● Extrait du document:

━━━━━━━━

Vincent Peillon juge "serviles" les patrons de la télévision publique

Invité le jeudi 14 janvier par France 2 à débattre en début de soirée avec Eric Besson et Marine LePen sur l'identité nationale, l'eurodéputé socialiste Vincent Peillon avait spectaculairement fait faux bond à la chaîne publique. Un coup d'éclat que le Conseil supérieur de l'audiovisuel (CSA) a déploré.
Votre défection a été perçue comme un "coup médiatique". Avec le recul, pensez-vous toujours avoir eu raison ?

Les Français sont préoccupés par l'emploi, la santé, l'éducation, le logement, mais l'audiovisuel public a décidé de programmer une série de débats sur l'identité nationale et l'immigration. Un débat qui fait honte à la France et stigmatise plusieurs millions de nos compatriotes. Sept émissions sur neuf organisées aux heures de grande écoute ont été consacrées essentiellement à cette question. Il fallait arrêter cela. Mais comment se faire entendre ? Le président de la République a déjà la mainmise sur de nombreux médias privés, par sa proximité avec les propriétaires des principaux grands groupes privés. Et maintenant, cela concerne le service public ! Dans le classement de Reporters sans frontières sur la liberté de la presse, la France est aujourd'hui 43e. Elle était 11e en 2002.

━━━━━━━━

● Lignes de données:
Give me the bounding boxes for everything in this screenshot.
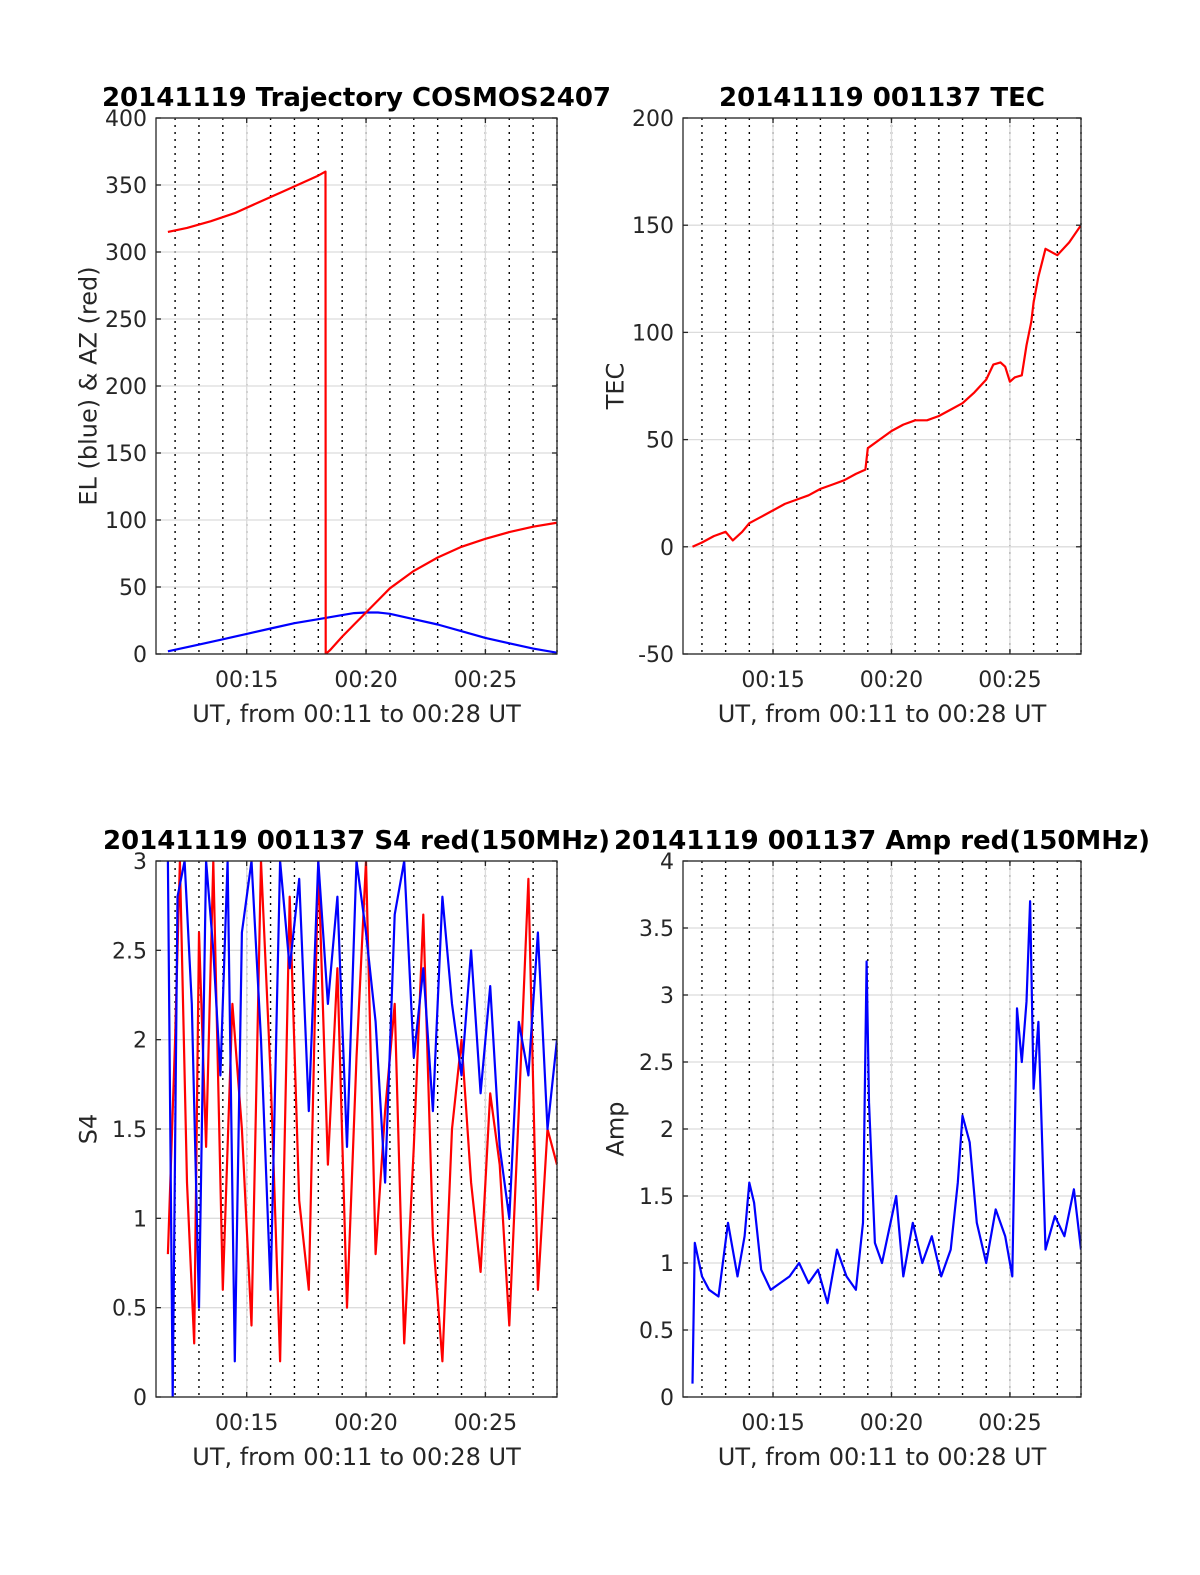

━━━━━━━━

● Objectif à atteindre: D'après l'extrait, à quel rang la France figurait-elle en 2002 dans le classement de Reporters sans frontières sur la liberté de la presse ? Les lignes forment un matériau indépendant de l'extrait.

● Résultat attendu: En 2002, la France était 11e.